» What you are asked to do
Below are some records; work out how many of their lines contain "clean" and give the number only.

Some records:
------------------------------------------------------------
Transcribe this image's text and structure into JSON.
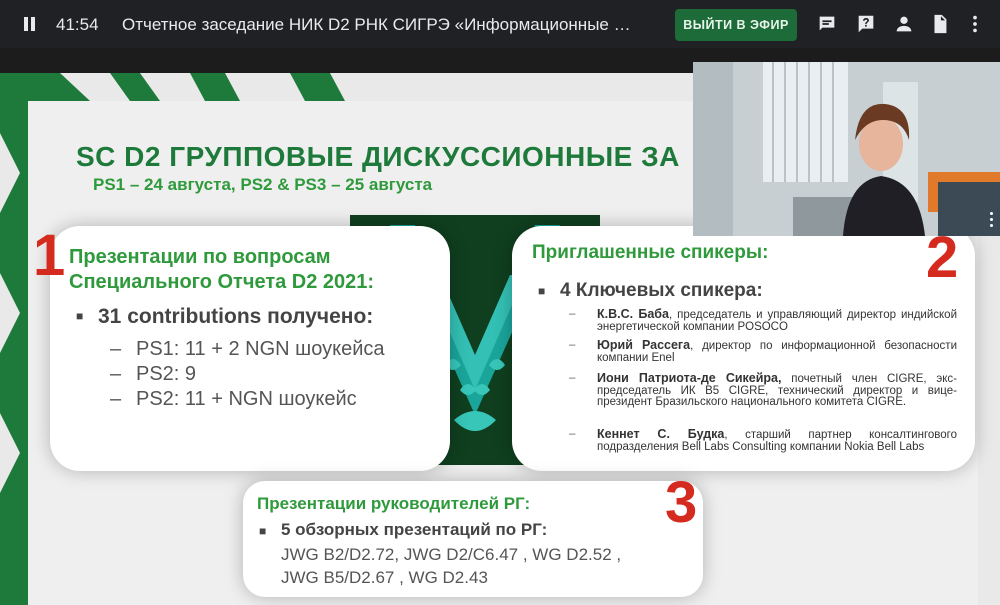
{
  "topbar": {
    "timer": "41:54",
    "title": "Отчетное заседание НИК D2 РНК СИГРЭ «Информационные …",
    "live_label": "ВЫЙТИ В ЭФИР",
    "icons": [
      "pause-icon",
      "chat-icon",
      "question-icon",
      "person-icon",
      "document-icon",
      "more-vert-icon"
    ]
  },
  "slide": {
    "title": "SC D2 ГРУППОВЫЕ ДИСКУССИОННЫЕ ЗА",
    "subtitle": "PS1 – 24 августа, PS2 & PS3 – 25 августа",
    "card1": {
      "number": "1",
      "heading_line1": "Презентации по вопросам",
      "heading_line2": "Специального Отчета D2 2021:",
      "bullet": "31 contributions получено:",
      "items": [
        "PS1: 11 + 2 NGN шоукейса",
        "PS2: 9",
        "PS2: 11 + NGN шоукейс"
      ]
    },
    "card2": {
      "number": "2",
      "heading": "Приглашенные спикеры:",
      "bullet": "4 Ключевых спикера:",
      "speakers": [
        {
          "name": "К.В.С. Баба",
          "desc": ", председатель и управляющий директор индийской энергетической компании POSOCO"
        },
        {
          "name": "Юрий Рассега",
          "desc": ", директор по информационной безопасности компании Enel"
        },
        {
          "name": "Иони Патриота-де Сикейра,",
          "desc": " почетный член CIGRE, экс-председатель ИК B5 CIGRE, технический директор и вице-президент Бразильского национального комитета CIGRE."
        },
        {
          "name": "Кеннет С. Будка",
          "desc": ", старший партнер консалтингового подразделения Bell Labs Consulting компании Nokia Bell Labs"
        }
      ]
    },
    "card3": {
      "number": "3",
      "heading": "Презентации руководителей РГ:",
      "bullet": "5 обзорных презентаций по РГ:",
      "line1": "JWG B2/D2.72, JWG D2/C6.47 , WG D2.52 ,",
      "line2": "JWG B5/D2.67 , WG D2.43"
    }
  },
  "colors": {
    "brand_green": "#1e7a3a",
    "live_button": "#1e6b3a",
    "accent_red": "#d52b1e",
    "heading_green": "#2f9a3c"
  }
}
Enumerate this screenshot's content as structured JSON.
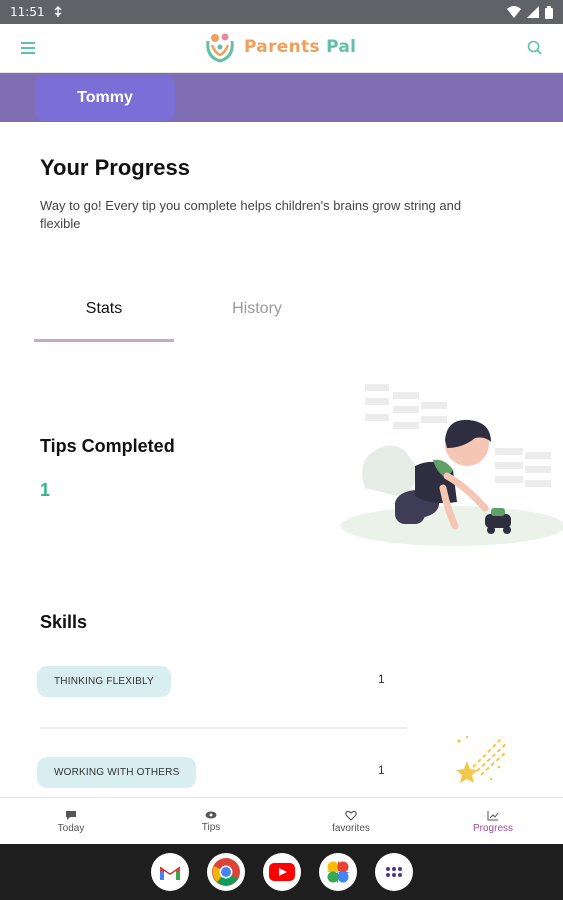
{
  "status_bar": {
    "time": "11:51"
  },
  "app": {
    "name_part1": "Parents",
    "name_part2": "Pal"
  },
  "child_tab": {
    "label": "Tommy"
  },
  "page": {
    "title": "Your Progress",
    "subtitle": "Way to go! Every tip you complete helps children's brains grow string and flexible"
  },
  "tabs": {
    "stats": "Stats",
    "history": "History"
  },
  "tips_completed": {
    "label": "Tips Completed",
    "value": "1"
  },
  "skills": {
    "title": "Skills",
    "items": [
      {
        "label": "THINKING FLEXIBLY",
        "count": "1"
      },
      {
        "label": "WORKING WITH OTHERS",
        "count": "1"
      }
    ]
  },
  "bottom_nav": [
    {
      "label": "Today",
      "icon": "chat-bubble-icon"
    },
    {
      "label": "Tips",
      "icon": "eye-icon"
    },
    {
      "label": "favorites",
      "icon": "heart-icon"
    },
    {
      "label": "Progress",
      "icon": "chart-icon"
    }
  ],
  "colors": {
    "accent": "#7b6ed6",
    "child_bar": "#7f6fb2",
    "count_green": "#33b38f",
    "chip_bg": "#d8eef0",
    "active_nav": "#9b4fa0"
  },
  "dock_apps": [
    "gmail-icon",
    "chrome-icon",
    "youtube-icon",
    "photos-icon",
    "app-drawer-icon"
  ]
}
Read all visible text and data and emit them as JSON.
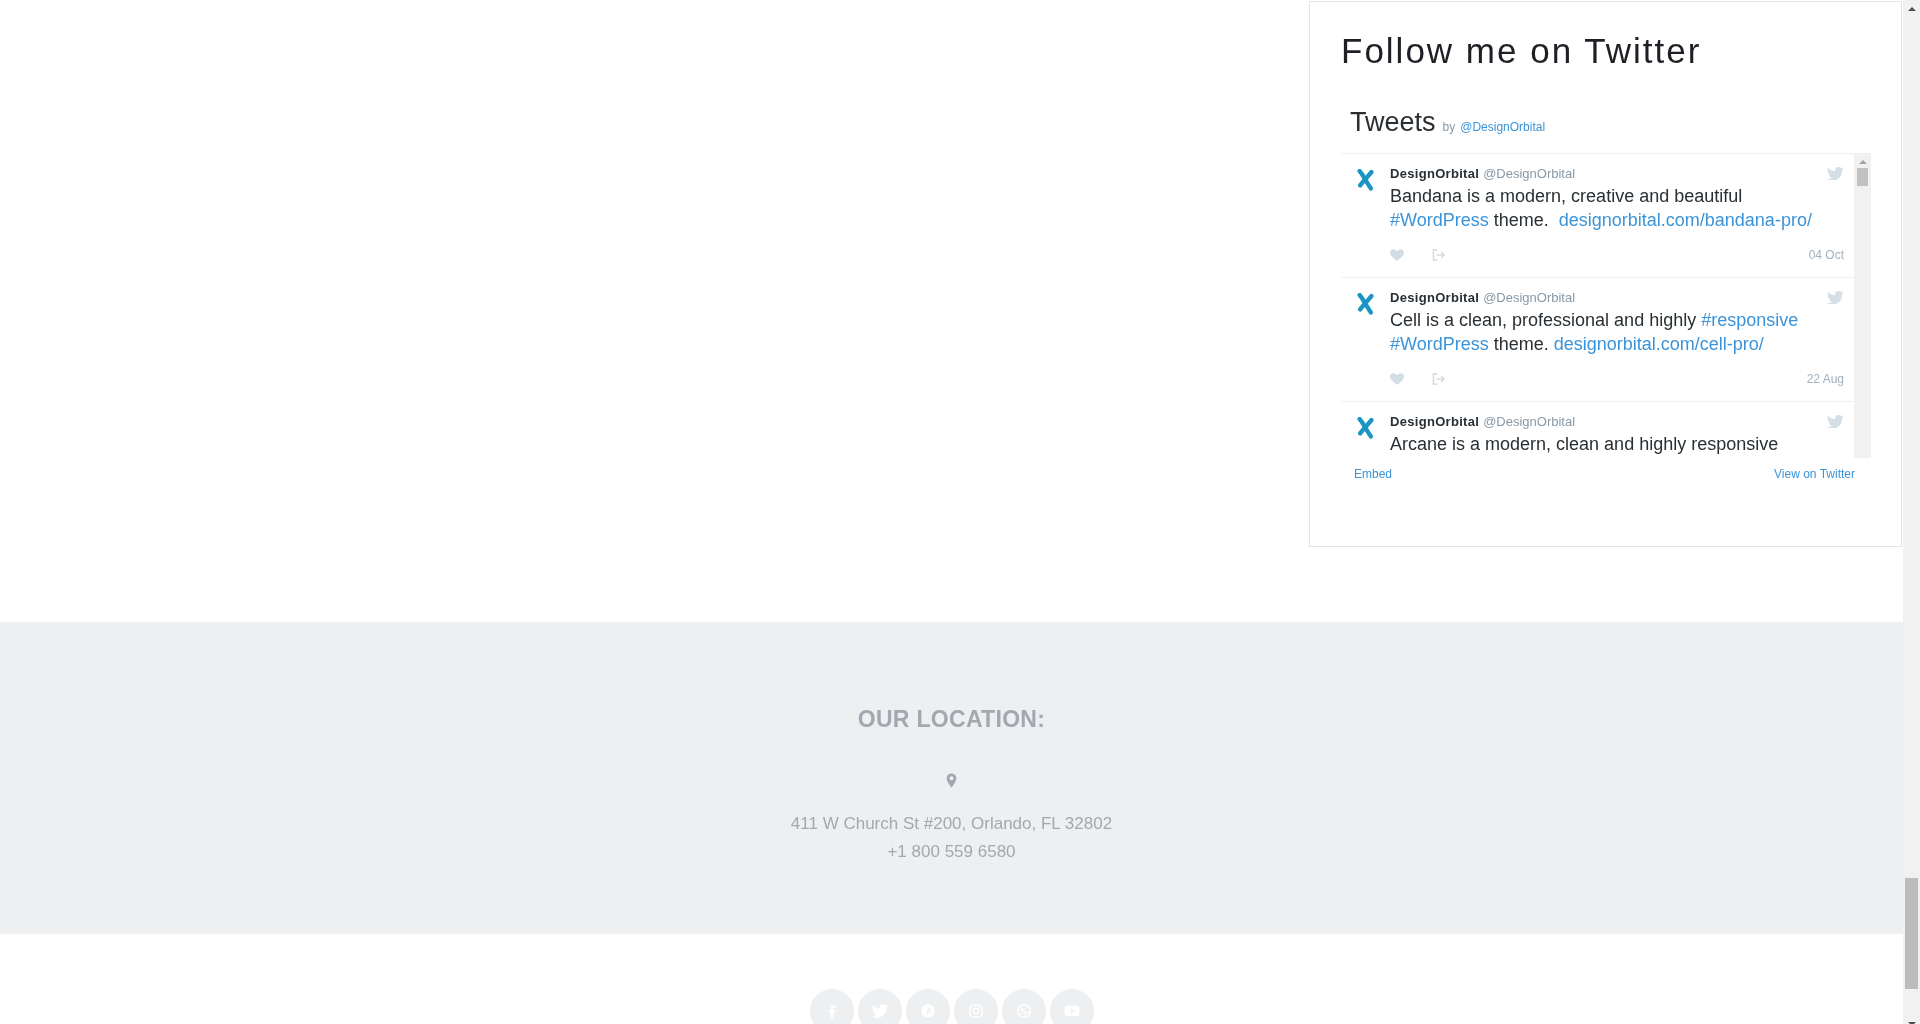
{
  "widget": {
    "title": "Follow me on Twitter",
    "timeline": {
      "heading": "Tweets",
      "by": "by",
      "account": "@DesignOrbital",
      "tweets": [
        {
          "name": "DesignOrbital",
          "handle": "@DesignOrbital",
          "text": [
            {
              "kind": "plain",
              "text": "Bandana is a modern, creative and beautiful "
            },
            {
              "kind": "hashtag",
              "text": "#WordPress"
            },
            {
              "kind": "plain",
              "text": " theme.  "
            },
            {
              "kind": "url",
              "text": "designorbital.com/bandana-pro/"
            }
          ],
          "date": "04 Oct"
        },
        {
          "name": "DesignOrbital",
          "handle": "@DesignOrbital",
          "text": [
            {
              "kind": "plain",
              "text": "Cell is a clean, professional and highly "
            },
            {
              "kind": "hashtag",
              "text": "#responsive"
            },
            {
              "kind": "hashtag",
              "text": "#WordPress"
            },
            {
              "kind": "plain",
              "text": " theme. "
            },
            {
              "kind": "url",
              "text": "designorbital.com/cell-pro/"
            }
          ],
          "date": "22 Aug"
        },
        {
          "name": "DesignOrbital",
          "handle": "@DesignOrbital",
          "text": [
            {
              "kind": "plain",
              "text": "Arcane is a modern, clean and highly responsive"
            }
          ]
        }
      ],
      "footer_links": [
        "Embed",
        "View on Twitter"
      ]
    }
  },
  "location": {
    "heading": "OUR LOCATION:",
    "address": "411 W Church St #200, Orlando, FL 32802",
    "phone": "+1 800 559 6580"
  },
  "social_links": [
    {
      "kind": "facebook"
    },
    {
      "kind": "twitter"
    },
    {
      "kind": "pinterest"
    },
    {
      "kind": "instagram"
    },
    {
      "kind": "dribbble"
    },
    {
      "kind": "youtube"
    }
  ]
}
------------------------------------------------------------
» Correct result
2